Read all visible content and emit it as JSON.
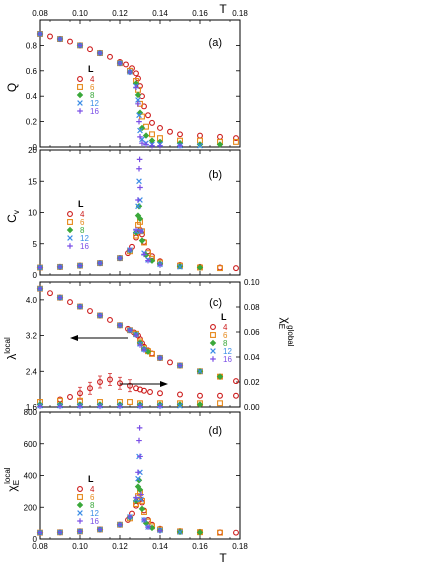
{
  "figure": {
    "top_xlabel": "T",
    "bottom_xlabel": "T",
    "xlim": [
      0.08,
      0.18
    ],
    "x_ticks": [
      "0.08",
      "0.10",
      "0.12",
      "0.14",
      "0.16",
      "0.18"
    ]
  },
  "legend": {
    "title": "L",
    "entries": [
      {
        "label": "4",
        "color": "#cc1a1a",
        "marker": "circle"
      },
      {
        "label": "6",
        "color": "#e6881a",
        "marker": "square"
      },
      {
        "label": "8",
        "color": "#3aa83a",
        "marker": "diamond"
      },
      {
        "label": "12",
        "color": "#3a8ce6",
        "marker": "cross"
      },
      {
        "label": "16",
        "color": "#7a4ee6",
        "marker": "plus"
      }
    ]
  },
  "chart_data": [
    {
      "type": "scatter",
      "panel_label": "(a)",
      "ylabel": "Q",
      "ylim": [
        0,
        1
      ],
      "y_ticks": [
        "0",
        "0.2",
        "0.4",
        "0.6",
        "0.8"
      ],
      "series": [
        {
          "name": "4",
          "x": [
            0.08,
            0.085,
            0.09,
            0.095,
            0.1,
            0.105,
            0.11,
            0.115,
            0.12,
            0.123,
            0.126,
            0.128,
            0.129,
            0.13,
            0.131,
            0.132,
            0.134,
            0.136,
            0.14,
            0.145,
            0.15,
            0.16,
            0.17,
            0.178
          ],
          "y": [
            0.89,
            0.87,
            0.85,
            0.83,
            0.8,
            0.77,
            0.74,
            0.71,
            0.67,
            0.65,
            0.62,
            0.58,
            0.54,
            0.48,
            0.4,
            0.32,
            0.25,
            0.19,
            0.15,
            0.12,
            0.1,
            0.09,
            0.08,
            0.07
          ]
        },
        {
          "name": "6",
          "x": [
            0.08,
            0.09,
            0.1,
            0.11,
            0.12,
            0.125,
            0.128,
            0.129,
            0.13,
            0.131,
            0.133,
            0.136,
            0.14,
            0.15,
            0.16,
            0.17,
            0.178
          ],
          "y": [
            0.89,
            0.85,
            0.8,
            0.74,
            0.66,
            0.6,
            0.52,
            0.45,
            0.34,
            0.24,
            0.16,
            0.1,
            0.07,
            0.05,
            0.05,
            0.04,
            0.04
          ]
        },
        {
          "name": "8",
          "x": [
            0.08,
            0.09,
            0.1,
            0.11,
            0.12,
            0.125,
            0.128,
            0.129,
            0.13,
            0.131,
            0.133,
            0.136,
            0.14,
            0.15,
            0.16,
            0.17
          ],
          "y": [
            0.89,
            0.85,
            0.8,
            0.74,
            0.66,
            0.59,
            0.5,
            0.41,
            0.27,
            0.15,
            0.09,
            0.05,
            0.04,
            0.03,
            0.02,
            0.02
          ]
        },
        {
          "name": "12",
          "x": [
            0.08,
            0.09,
            0.1,
            0.11,
            0.12,
            0.125,
            0.128,
            0.129,
            0.1295,
            0.13,
            0.131,
            0.133,
            0.136,
            0.14,
            0.15,
            0.16
          ],
          "y": [
            0.89,
            0.85,
            0.8,
            0.74,
            0.66,
            0.59,
            0.48,
            0.37,
            0.25,
            0.13,
            0.06,
            0.03,
            0.02,
            0.02,
            0.01,
            0.01
          ]
        },
        {
          "name": "16",
          "x": [
            0.08,
            0.09,
            0.1,
            0.11,
            0.12,
            0.125,
            0.128,
            0.129,
            0.1295,
            0.13,
            0.131,
            0.133,
            0.136,
            0.14,
            0.15
          ],
          "y": [
            0.89,
            0.85,
            0.8,
            0.74,
            0.66,
            0.59,
            0.47,
            0.34,
            0.2,
            0.08,
            0.03,
            0.02,
            0.01,
            0.01,
            0.01
          ]
        }
      ]
    },
    {
      "type": "scatter",
      "panel_label": "(b)",
      "ylabel": "C",
      "ylabel_sub": "v",
      "ylim": [
        0,
        20
      ],
      "y_ticks": [
        "0",
        "5",
        "10",
        "15",
        "20"
      ],
      "series": [
        {
          "name": "4",
          "x": [
            0.08,
            0.09,
            0.1,
            0.11,
            0.12,
            0.124,
            0.126,
            0.128,
            0.129,
            0.13,
            0.131,
            0.132,
            0.134,
            0.136,
            0.14,
            0.15,
            0.16,
            0.17,
            0.178
          ],
          "y": [
            1.2,
            1.3,
            1.5,
            1.9,
            2.7,
            3.5,
            4.5,
            6.0,
            6.8,
            7.2,
            6.5,
            5.3,
            3.8,
            3.0,
            2.2,
            1.6,
            1.3,
            1.2,
            1.1
          ]
        },
        {
          "name": "6",
          "x": [
            0.08,
            0.09,
            0.1,
            0.11,
            0.12,
            0.125,
            0.128,
            0.129,
            0.13,
            0.131,
            0.132,
            0.134,
            0.136,
            0.14,
            0.15,
            0.16,
            0.17
          ],
          "y": [
            1.2,
            1.3,
            1.5,
            1.9,
            2.7,
            3.8,
            6.3,
            8.0,
            8.5,
            7.0,
            5.2,
            3.5,
            2.6,
            2.0,
            1.5,
            1.2,
            1.1
          ]
        },
        {
          "name": "8",
          "x": [
            0.08,
            0.09,
            0.1,
            0.11,
            0.12,
            0.125,
            0.128,
            0.129,
            0.1295,
            0.13,
            0.131,
            0.133,
            0.136,
            0.14,
            0.15,
            0.16
          ],
          "y": [
            1.2,
            1.3,
            1.5,
            1.9,
            2.7,
            3.9,
            6.8,
            9.5,
            11.0,
            9.0,
            5.5,
            3.2,
            2.3,
            1.8,
            1.4,
            1.2
          ]
        },
        {
          "name": "12",
          "x": [
            0.08,
            0.09,
            0.1,
            0.11,
            0.12,
            0.125,
            0.128,
            0.129,
            0.1295,
            0.13,
            0.1305,
            0.132,
            0.134,
            0.14,
            0.15
          ],
          "y": [
            1.2,
            1.3,
            1.5,
            1.9,
            2.7,
            4.0,
            7.0,
            11.0,
            15.0,
            12.0,
            7.0,
            3.5,
            2.4,
            1.7,
            1.3
          ]
        },
        {
          "name": "16",
          "x": [
            0.08,
            0.09,
            0.1,
            0.11,
            0.12,
            0.125,
            0.128,
            0.129,
            0.1295,
            0.1298,
            0.13,
            0.1305,
            0.132,
            0.134,
            0.14
          ],
          "y": [
            1.2,
            1.3,
            1.5,
            1.9,
            2.7,
            4.0,
            7.2,
            12.0,
            17.0,
            18.5,
            14.0,
            7.0,
            3.3,
            2.3,
            1.6
          ]
        }
      ]
    },
    {
      "type": "scatter",
      "panel_label": "(c)",
      "ylabel": "λ",
      "ylabel_sup": "local",
      "ylim": [
        1.6,
        4.4
      ],
      "y_ticks": [
        "1.6",
        "2.4",
        "3.2",
        "4.0"
      ],
      "y2label": "χ",
      "y2label_sub": "E",
      "y2label_sup": "global",
      "y2lim": [
        0,
        0.1
      ],
      "y2_ticks": [
        "0.00",
        "0.02",
        "0.04",
        "0.06",
        "0.08",
        "0.10"
      ],
      "series": [
        {
          "name": "4",
          "axis": "left",
          "x": [
            0.08,
            0.085,
            0.09,
            0.095,
            0.1,
            0.105,
            0.11,
            0.115,
            0.12,
            0.124,
            0.127,
            0.129,
            0.13,
            0.131,
            0.132,
            0.134,
            0.136,
            0.14,
            0.145,
            0.15,
            0.16,
            0.17,
            0.178
          ],
          "y": [
            4.25,
            4.15,
            4.05,
            3.95,
            3.85,
            3.75,
            3.65,
            3.55,
            3.43,
            3.35,
            3.27,
            3.2,
            3.12,
            3.03,
            2.95,
            2.87,
            2.8,
            2.7,
            2.6,
            2.53,
            2.4,
            2.28,
            2.18
          ]
        },
        {
          "name": "6",
          "axis": "left",
          "x": [
            0.08,
            0.09,
            0.1,
            0.11,
            0.12,
            0.125,
            0.128,
            0.13,
            0.132,
            0.134,
            0.136,
            0.14,
            0.15,
            0.16,
            0.17
          ],
          "y": [
            4.25,
            4.05,
            3.85,
            3.65,
            3.43,
            3.32,
            3.24,
            3.07,
            2.92,
            2.85,
            2.79,
            2.7,
            2.53,
            2.4,
            2.28
          ]
        },
        {
          "name": "8",
          "axis": "left",
          "x": [
            0.08,
            0.09,
            0.1,
            0.11,
            0.12,
            0.125,
            0.128,
            0.13,
            0.132,
            0.134,
            0.14,
            0.15,
            0.16,
            0.17
          ],
          "y": [
            4.25,
            4.05,
            3.85,
            3.65,
            3.43,
            3.32,
            3.23,
            3.04,
            2.9,
            2.84,
            2.7,
            2.53,
            2.4,
            2.28
          ]
        },
        {
          "name": "12",
          "axis": "left",
          "x": [
            0.08,
            0.09,
            0.1,
            0.11,
            0.12,
            0.125,
            0.128,
            0.13,
            0.132,
            0.14,
            0.15,
            0.16
          ],
          "y": [
            4.25,
            4.05,
            3.85,
            3.65,
            3.43,
            3.32,
            3.22,
            3.01,
            2.89,
            2.7,
            2.53,
            2.4
          ]
        },
        {
          "name": "16",
          "axis": "left",
          "x": [
            0.08,
            0.09,
            0.1,
            0.11,
            0.12,
            0.125,
            0.128,
            0.13,
            0.132,
            0.14,
            0.15
          ],
          "y": [
            4.25,
            4.05,
            3.85,
            3.65,
            3.43,
            3.32,
            3.21,
            2.99,
            2.88,
            2.7,
            2.53
          ]
        },
        {
          "name": "4",
          "axis": "right",
          "x": [
            0.09,
            0.095,
            0.1,
            0.105,
            0.11,
            0.115,
            0.12,
            0.125,
            0.128,
            0.13,
            0.132,
            0.135,
            0.14,
            0.15,
            0.16,
            0.17,
            0.178
          ],
          "y": [
            0.006,
            0.008,
            0.011,
            0.015,
            0.02,
            0.022,
            0.019,
            0.017,
            0.015,
            0.014,
            0.013,
            0.012,
            0.011,
            0.01,
            0.009,
            0.009,
            0.009
          ]
        },
        {
          "name": "6",
          "axis": "right",
          "x": [
            0.08,
            0.09,
            0.1,
            0.11,
            0.12,
            0.125,
            0.13,
            0.14,
            0.15,
            0.16,
            0.17
          ],
          "y": [
            0.004,
            0.005,
            0.005,
            0.004,
            0.004,
            0.004,
            0.003,
            0.003,
            0.003,
            0.003,
            0.003
          ]
        },
        {
          "name": "8",
          "axis": "right",
          "x": [
            0.08,
            0.09,
            0.1,
            0.11,
            0.12,
            0.13,
            0.14,
            0.15,
            0.16
          ],
          "y": [
            0.002,
            0.002,
            0.002,
            0.002,
            0.002,
            0.002,
            0.002,
            0.002,
            0.002
          ]
        },
        {
          "name": "12",
          "axis": "right",
          "x": [
            0.08,
            0.09,
            0.1,
            0.11,
            0.12,
            0.13,
            0.14,
            0.15
          ],
          "y": [
            0.001,
            0.001,
            0.001,
            0.001,
            0.001,
            0.001,
            0.001,
            0.001
          ]
        },
        {
          "name": "16",
          "axis": "right",
          "x": [
            0.08,
            0.09,
            0.1,
            0.11,
            0.12,
            0.13,
            0.14
          ],
          "y": [
            0.0005,
            0.0005,
            0.0005,
            0.0005,
            0.0005,
            0.0005,
            0.0005
          ]
        }
      ],
      "annotations": [
        "arrow pointing left toward λ curve",
        "arrow pointing right toward χ curve"
      ]
    },
    {
      "type": "scatter",
      "panel_label": "(d)",
      "ylabel": "χ",
      "ylabel_sub": "E",
      "ylabel_sup": "local",
      "ylim": [
        0,
        800
      ],
      "y_ticks": [
        "0",
        "200",
        "400",
        "600",
        "800"
      ],
      "series": [
        {
          "name": "4",
          "x": [
            0.08,
            0.09,
            0.1,
            0.11,
            0.12,
            0.124,
            0.126,
            0.128,
            0.129,
            0.13,
            0.131,
            0.132,
            0.134,
            0.136,
            0.14,
            0.15,
            0.16,
            0.17,
            0.178
          ],
          "y": [
            40,
            42,
            48,
            60,
            90,
            120,
            160,
            210,
            240,
            250,
            230,
            180,
            120,
            90,
            65,
            50,
            45,
            42,
            40
          ]
        },
        {
          "name": "6",
          "x": [
            0.08,
            0.09,
            0.1,
            0.11,
            0.12,
            0.125,
            0.128,
            0.129,
            0.13,
            0.131,
            0.132,
            0.134,
            0.136,
            0.14,
            0.15,
            0.16,
            0.17
          ],
          "y": [
            40,
            42,
            48,
            60,
            90,
            130,
            220,
            270,
            290,
            240,
            170,
            110,
            80,
            60,
            48,
            43,
            40
          ]
        },
        {
          "name": "8",
          "x": [
            0.08,
            0.09,
            0.1,
            0.11,
            0.12,
            0.125,
            0.128,
            0.129,
            0.1295,
            0.13,
            0.131,
            0.133,
            0.136,
            0.14,
            0.15,
            0.16
          ],
          "y": [
            40,
            42,
            48,
            60,
            90,
            135,
            240,
            330,
            370,
            310,
            190,
            100,
            70,
            55,
            45,
            42
          ]
        },
        {
          "name": "12",
          "x": [
            0.08,
            0.09,
            0.1,
            0.11,
            0.12,
            0.125,
            0.128,
            0.129,
            0.1295,
            0.13,
            0.1305,
            0.132,
            0.134,
            0.14,
            0.15
          ],
          "y": [
            40,
            42,
            48,
            60,
            90,
            140,
            250,
            380,
            520,
            420,
            250,
            120,
            75,
            55,
            44
          ]
        },
        {
          "name": "16",
          "x": [
            0.08,
            0.09,
            0.1,
            0.11,
            0.12,
            0.125,
            0.128,
            0.129,
            0.1295,
            0.1298,
            0.13,
            0.1305,
            0.132,
            0.134,
            0.14
          ],
          "y": [
            40,
            42,
            48,
            60,
            90,
            140,
            260,
            420,
            620,
            700,
            520,
            280,
            120,
            75,
            52
          ]
        }
      ]
    }
  ]
}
◇ ◇ ◇ ◇ ◇
Required work: Identify all lines in the records above with the word "curve".

Task response:
        "arrow pointing left toward λ curve",
        "arrow pointing right toward χ curve"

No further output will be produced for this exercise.